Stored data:
┄┄┄┄┄┄┄┄┄┄
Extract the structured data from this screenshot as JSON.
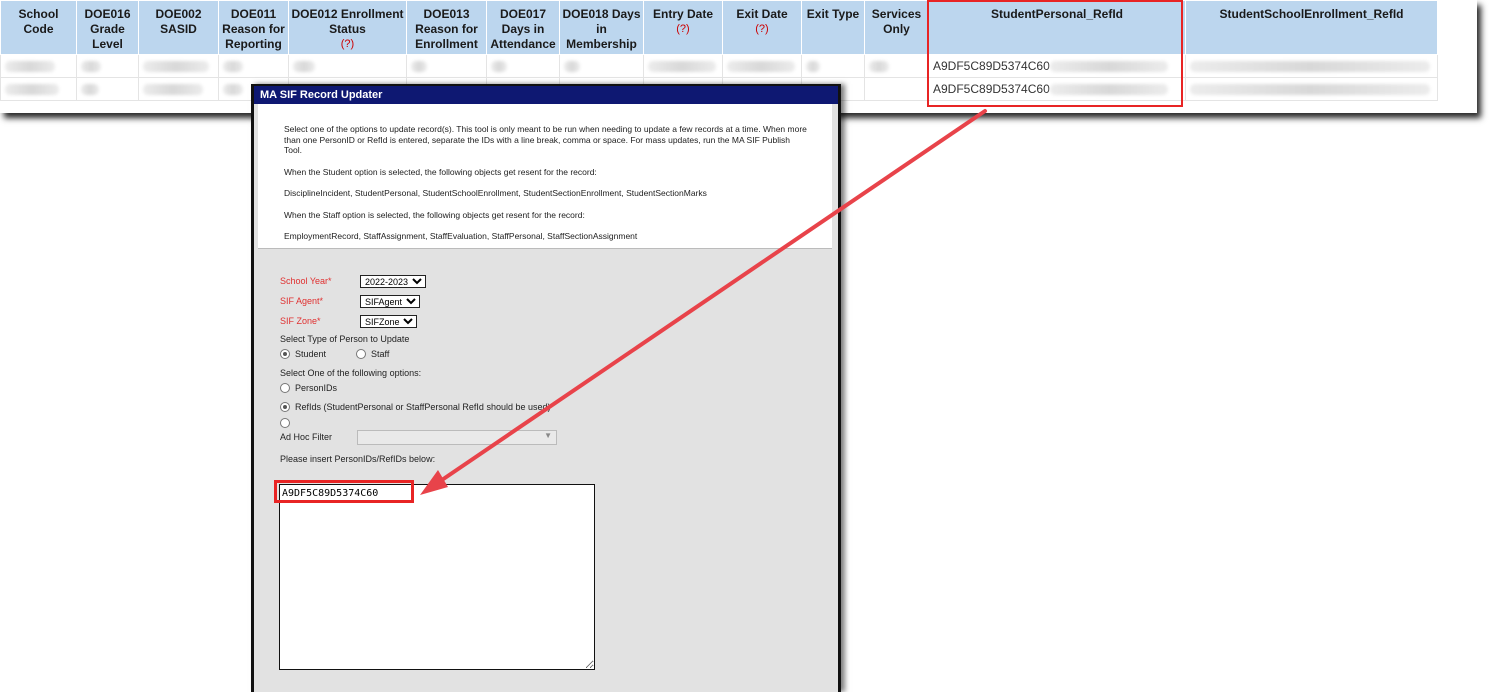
{
  "report": {
    "columns": [
      {
        "label": "School Code",
        "required": false
      },
      {
        "label": "DOE016 Grade Level",
        "required": false
      },
      {
        "label": "DOE002 SASID",
        "required": false
      },
      {
        "label": "DOE011 Reason for Reporting",
        "required": false
      },
      {
        "label": "DOE012 Enrollment Status",
        "required": true
      },
      {
        "label": "DOE013 Reason for Enrollment",
        "required": false
      },
      {
        "label": "DOE017 Days in Attendance",
        "required": false
      },
      {
        "label": "DOE018 Days in Membership",
        "required": false
      },
      {
        "label": "Entry Date",
        "required": true
      },
      {
        "label": "Exit Date",
        "required": true
      },
      {
        "label": "Exit Type",
        "required": false
      },
      {
        "label": "Services Only",
        "required": false
      },
      {
        "label": "StudentPersonal_RefId",
        "required": false
      },
      {
        "label": "StudentSchoolEnrollment_RefId",
        "required": false
      }
    ],
    "required_marker": "(?)",
    "rows": [
      {
        "student_personal_refid": "A9DF5C89D5374C60"
      },
      {
        "student_personal_refid": "A9DF5C89D5374C60"
      }
    ]
  },
  "modal": {
    "title": "MA SIF Record Updater",
    "info": [
      "Select one of the options to update record(s). This tool is only meant to be run when needing to update a few records at a time. When more than one PersonID or RefId is entered, separate the IDs with a line break, comma or space. For mass updates, run the MA SIF Publish Tool.",
      "When the Student option is selected, the following objects get resent for the record:",
      "DisciplineIncident, StudentPersonal, StudentSchoolEnrollment, StudentSectionEnrollment, StudentSectionMarks",
      "When the Staff option is selected, the following objects get resent for the record:",
      "EmploymentRecord, StaffAssignment, StaffEvaluation, StaffPersonal, StaffSectionAssignment"
    ],
    "school_year": {
      "label": "School Year*",
      "value": "2022-2023"
    },
    "sif_agent": {
      "label": "SIF Agent*",
      "value": "SIFAgent"
    },
    "sif_zone": {
      "label": "SIF Zone*",
      "value": "SIFZone"
    },
    "person_type": {
      "label": "Select Type of Person to Update",
      "student": "Student",
      "staff": "Staff",
      "selected": "Student"
    },
    "options": {
      "label": "Select One of the following options:",
      "person_ids": "PersonIDs",
      "refids": "RefIds (StudentPersonal or StaffPersonal RefId should be used)",
      "adhoc": "Ad Hoc Filter",
      "selected": "RefIds"
    },
    "ids_input": {
      "label": "Please insert PersonIDs/RefIDs below:",
      "value": "A9DF5C89D5374C60"
    }
  },
  "colors": {
    "header_bg": "#bcd6ee",
    "modal_title_bg": "#0e1872",
    "highlight": "#e82424",
    "required": "#e03030"
  }
}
┄┄┄┄┄┄┄┄┄┄
**Exercise:**
Every entry must be reproduced exactly, with the images left out.

**Output below:**
Extract the structured data from this screenshot as JSON.
{
  "report": {
    "columns": [
      {
        "label": "School Code",
        "required": false
      },
      {
        "label": "DOE016 Grade Level",
        "required": false
      },
      {
        "label": "DOE002 SASID",
        "required": false
      },
      {
        "label": "DOE011 Reason for Reporting",
        "required": false
      },
      {
        "label": "DOE012 Enrollment Status",
        "required": true
      },
      {
        "label": "DOE013 Reason for Enrollment",
        "required": false
      },
      {
        "label": "DOE017 Days in Attendance",
        "required": false
      },
      {
        "label": "DOE018 Days in Membership",
        "required": false
      },
      {
        "label": "Entry Date",
        "required": true
      },
      {
        "label": "Exit Date",
        "required": true
      },
      {
        "label": "Exit Type",
        "required": false
      },
      {
        "label": "Services Only",
        "required": false
      },
      {
        "label": "StudentPersonal_RefId",
        "required": false
      },
      {
        "label": "StudentSchoolEnrollment_RefId",
        "required": false
      }
    ],
    "required_marker": "(?)",
    "rows": [
      {
        "student_personal_refid": "A9DF5C89D5374C60"
      },
      {
        "student_personal_refid": "A9DF5C89D5374C60"
      }
    ]
  },
  "modal": {
    "title": "MA SIF Record Updater",
    "info": [
      "Select one of the options to update record(s). This tool is only meant to be run when needing to update a few records at a time. When more than one PersonID or RefId is entered, separate the IDs with a line break, comma or space. For mass updates, run the MA SIF Publish Tool.",
      "When the Student option is selected, the following objects get resent for the record:",
      "DisciplineIncident, StudentPersonal, StudentSchoolEnrollment, StudentSectionEnrollment, StudentSectionMarks",
      "When the Staff option is selected, the following objects get resent for the record:",
      "EmploymentRecord, StaffAssignment, StaffEvaluation, StaffPersonal, StaffSectionAssignment"
    ],
    "school_year": {
      "label": "School Year*",
      "value": "2022-2023"
    },
    "sif_agent": {
      "label": "SIF Agent*",
      "value": "SIFAgent"
    },
    "sif_zone": {
      "label": "SIF Zone*",
      "value": "SIFZone"
    },
    "person_type": {
      "label": "Select Type of Person to Update",
      "student": "Student",
      "staff": "Staff",
      "selected": "Student"
    },
    "options": {
      "label": "Select One of the following options:",
      "person_ids": "PersonIDs",
      "refids": "RefIds (StudentPersonal or StaffPersonal RefId should be used)",
      "adhoc": "Ad Hoc Filter",
      "selected": "RefIds"
    },
    "ids_input": {
      "label": "Please insert PersonIDs/RefIDs below:",
      "value": "A9DF5C89D5374C60"
    }
  },
  "colors": {
    "header_bg": "#bcd6ee",
    "modal_title_bg": "#0e1872",
    "highlight": "#e82424",
    "required": "#e03030"
  }
}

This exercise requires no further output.